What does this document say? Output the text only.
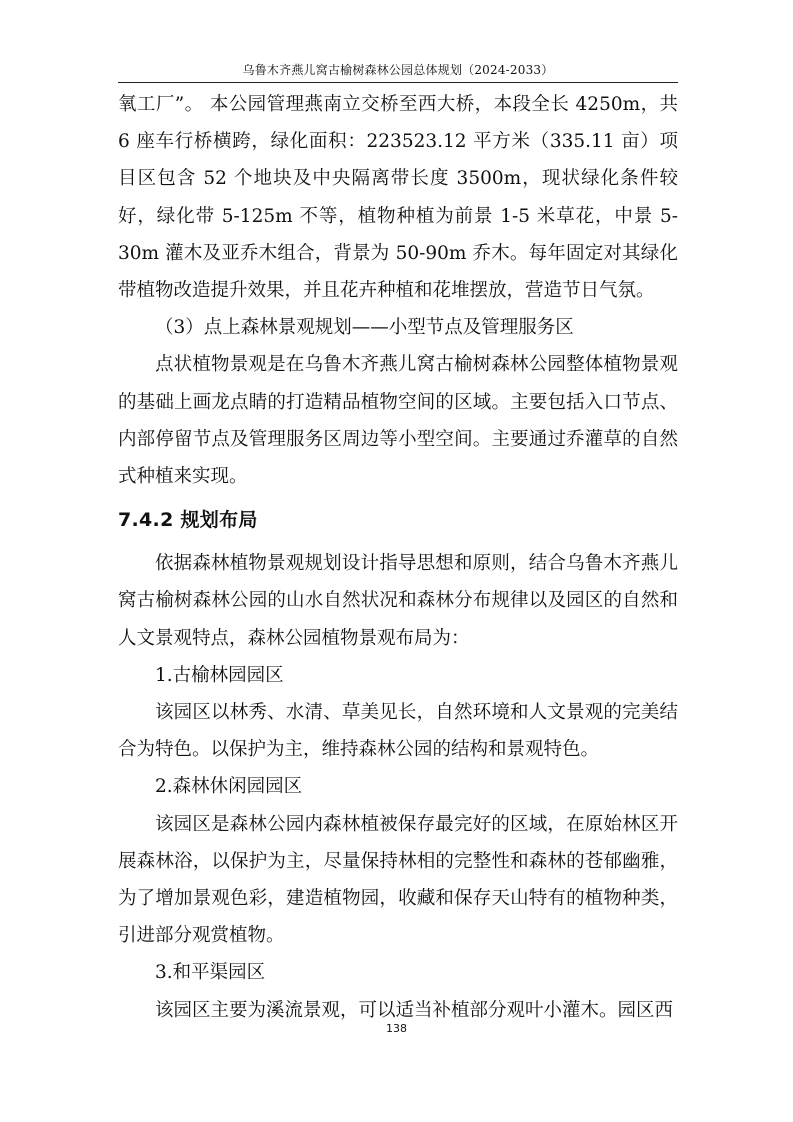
乌鲁木齐燕儿窝古榆树森林公园总体规划（2024-2033）

氧工厂”。 本公园管理燕南立交桥至西大桥，本段全长 4250m，共 6 座车行桥横跨，绿化面积：223523.12 平方米（335.11 亩）项目区包含 52 个地块及中央隔离带长度 3500m，现状绿化条件较好，绿化带 5-125m 不等，植物种植为前景 1-5 米草花，中景 5-30m 灌木及亚乔木组合，背景为 50-90m 乔木。每年固定对其绿化带植物改造提升效果，并且花卉种植和花堆摆放，营造节日气氛。

（3）点上森林景观规划——小型节点及管理服务区

点状植物景观是在乌鲁木齐燕儿窝古榆树森林公园整体植物景观的基础上画龙点睛的打造精品植物空间的区域。主要包括入口节点、内部停留节点及管理服务区周边等小型空间。主要通过乔灌草的自然式种植来实现。

7.4.2 规划布局

依据森林植物景观规划设计指导思想和原则，结合乌鲁木齐燕儿窝古榆树森林公园的山水自然状况和森林分布规律以及园区的自然和人文景观特点，森林公园植物景观布局为：

1.古榆林园园区

该园区以林秀、水清、草美见长，自然环境和人文景观的完美结合为特色。以保护为主，维持森林公园的结构和景观特色。

2.森林休闲园园区

该园区是森林公园内森林植被保存最完好的区域，在原始林区开展森林浴，以保护为主，尽量保持林相的完整性和森林的苍郁幽雅，为了增加景观色彩，建造植物园，收藏和保存天山特有的植物种类，引进部分观赏植物。

3.和平渠园区

该园区主要为溪流景观，可以适当补植部分观叶小灌木。园区西

138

=======

## The request
Return the listing above in full and without alteration, excluding its pictures.

## Solution for this task
What does this document say? Output the text only.
乌鲁木齐燕儿窝古榆树森林公园总体规划（2024-2033）

氧工厂”。 本公园管理燕南立交桥至西大桥，本段全长 4250m，共 6 座车行桥横跨，绿化面积：223523.12 平方米（335.11 亩）项目区包含 52 个地块及中央隔离带长度 3500m，现状绿化条件较好，绿化带 5-125m 不等，植物种植为前景 1-5 米草花，中景 5-30m 灌木及亚乔木组合，背景为 50-90m 乔木。每年固定对其绿化带植物改造提升效果，并且花卉种植和花堆摆放，营造节日气氛。

（3）点上森林景观规划——小型节点及管理服务区

点状植物景观是在乌鲁木齐燕儿窝古榆树森林公园整体植物景观的基础上画龙点睛的打造精品植物空间的区域。主要包括入口节点、内部停留节点及管理服务区周边等小型空间。主要通过乔灌草的自然式种植来实现。

7.4.2 规划布局

依据森林植物景观规划设计指导思想和原则，结合乌鲁木齐燕儿窝古榆树森林公园的山水自然状况和森林分布规律以及园区的自然和人文景观特点，森林公园植物景观布局为：

1.古榆林园园区

该园区以林秀、水清、草美见长，自然环境和人文景观的完美结合为特色。以保护为主，维持森林公园的结构和景观特色。

2.森林休闲园园区

该园区是森林公园内森林植被保存最完好的区域，在原始林区开展森林浴，以保护为主，尽量保持林相的完整性和森林的苍郁幽雅，为了增加景观色彩，建造植物园，收藏和保存天山特有的植物种类，引进部分观赏植物。

3.和平渠园区

该园区主要为溪流景观，可以适当补植部分观叶小灌木。园区西

138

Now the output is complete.